* Supplied passage
* * * * * * *

I can echo a number of other observations.
Anxiety changed. I still have it around people in public but some constant background anxiety just faded away on estrogen. It's hard to describe the feeling, or maybe more the lack of it. Kind of like my brain was always on edge even when I had good control of my emotions. With estrogen my brain is more relaxed. I don't know if that makes any sense to anyone else?

Emotions: first easier to cry for certain. I had always practiced keeping my emotions in check anyway so I don't know if there is a difference because I don't feel the need to or if they just naturally became more available. Things can make me cry easier. Even good things make me cry at times. I feels so good to cry sometimes. So different than before. My emotions flow with my thoughts seemingly completely fluid together. I don't perceive them being apart anymore.
Language: I am way more talkative now. Like WAY more.

There are times when I get started I can chatter on for an hour at a time. Words and feelings are easier to express specifically verbally.
Body Oder: yes it changes big time. When sweating I smell very different than as a guy. Down there,

yes DIFFERENT. My urine smells very different, very female. My crotch smells female just sitting down to pee. It seems the glands down there make more oil in the skin and this has the oder with it. The skin inside my thighs, like the armpit of the leg, has turned darker. It didn't use to be like that.
Of course body fat is different. More on my thighs. Upper legs don't have muscle tone anymore but more rounded. Lower legs have lost a bunch of width kinda of like my forearms have.
Reading others feelings is not work anymore. I just see faces and pickup on how they are feeling. I have noticed I am much more expressive with my face as well. Strong feelings of empathy when others are sad or hurt also are new. It's like a whole new part of my brain finally is working the way it was supposed to work.
Floof raised an interesting point in how she doesn't see shame in being trans since SRS. I am always avoiding public bathrooms these days. I don't feel safe in the men's room and but not going into the women's room because I don't know how cis women will react. I have had the thought that if I can ever get SRS I would feel like I was "allowed" to pee in the right place.

* * * * * * *

* Using the information
**A.** Output the passage from the post on estrogen's effects exactly, from "Emotions: first easier" up to and including "being apart anymore.".
**B.** In the post on estrogen's effects, what skin does the writer say has turned darker?

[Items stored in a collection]
* * * * * * *

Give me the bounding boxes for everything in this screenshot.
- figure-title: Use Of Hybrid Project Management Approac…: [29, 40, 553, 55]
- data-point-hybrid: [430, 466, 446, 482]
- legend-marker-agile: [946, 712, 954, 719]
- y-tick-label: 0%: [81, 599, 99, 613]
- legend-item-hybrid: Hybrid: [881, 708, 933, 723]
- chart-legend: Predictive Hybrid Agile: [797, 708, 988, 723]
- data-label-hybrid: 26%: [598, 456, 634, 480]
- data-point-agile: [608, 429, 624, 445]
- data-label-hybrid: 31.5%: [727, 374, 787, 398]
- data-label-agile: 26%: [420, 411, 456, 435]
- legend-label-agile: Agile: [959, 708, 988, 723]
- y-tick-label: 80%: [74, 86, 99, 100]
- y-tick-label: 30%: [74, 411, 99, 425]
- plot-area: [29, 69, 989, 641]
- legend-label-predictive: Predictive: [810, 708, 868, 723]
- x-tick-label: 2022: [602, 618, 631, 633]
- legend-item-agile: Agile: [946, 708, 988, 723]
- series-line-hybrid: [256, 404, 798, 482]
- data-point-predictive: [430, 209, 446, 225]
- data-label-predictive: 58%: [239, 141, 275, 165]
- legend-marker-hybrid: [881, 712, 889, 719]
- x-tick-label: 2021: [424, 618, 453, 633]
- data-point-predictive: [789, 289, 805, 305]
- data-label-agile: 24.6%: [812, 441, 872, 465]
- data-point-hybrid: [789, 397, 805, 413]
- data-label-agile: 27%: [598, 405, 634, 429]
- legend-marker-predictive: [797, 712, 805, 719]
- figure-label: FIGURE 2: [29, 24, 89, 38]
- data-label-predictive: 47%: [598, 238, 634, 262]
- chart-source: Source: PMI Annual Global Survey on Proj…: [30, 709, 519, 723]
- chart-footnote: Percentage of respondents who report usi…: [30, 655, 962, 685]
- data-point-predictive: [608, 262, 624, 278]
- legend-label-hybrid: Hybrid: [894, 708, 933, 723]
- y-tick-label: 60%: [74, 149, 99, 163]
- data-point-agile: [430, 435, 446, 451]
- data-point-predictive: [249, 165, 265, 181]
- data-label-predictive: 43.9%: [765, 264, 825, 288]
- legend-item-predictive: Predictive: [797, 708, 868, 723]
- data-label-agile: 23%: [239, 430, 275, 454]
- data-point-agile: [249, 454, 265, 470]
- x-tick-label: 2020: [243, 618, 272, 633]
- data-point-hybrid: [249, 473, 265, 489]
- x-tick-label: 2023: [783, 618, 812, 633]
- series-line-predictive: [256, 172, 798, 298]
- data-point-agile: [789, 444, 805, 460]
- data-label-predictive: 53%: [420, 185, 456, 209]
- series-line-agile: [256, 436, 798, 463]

* * * * * * *

* Answers in order
**A.**
Emotions: first easier to cry for certain. I had always practiced keeping my emotions in check anyway so I don't know if there is a difference because I don't feel the need to or if they just naturally became more available. Things can make me cry easier. Even good things make me cry at times. I feels so good to cry sometimes. So different than before. My emotions flow with my thoughts seemingly completely fluid together. I don't perceive them being apart anymore.

**B.** The skin inside the thighs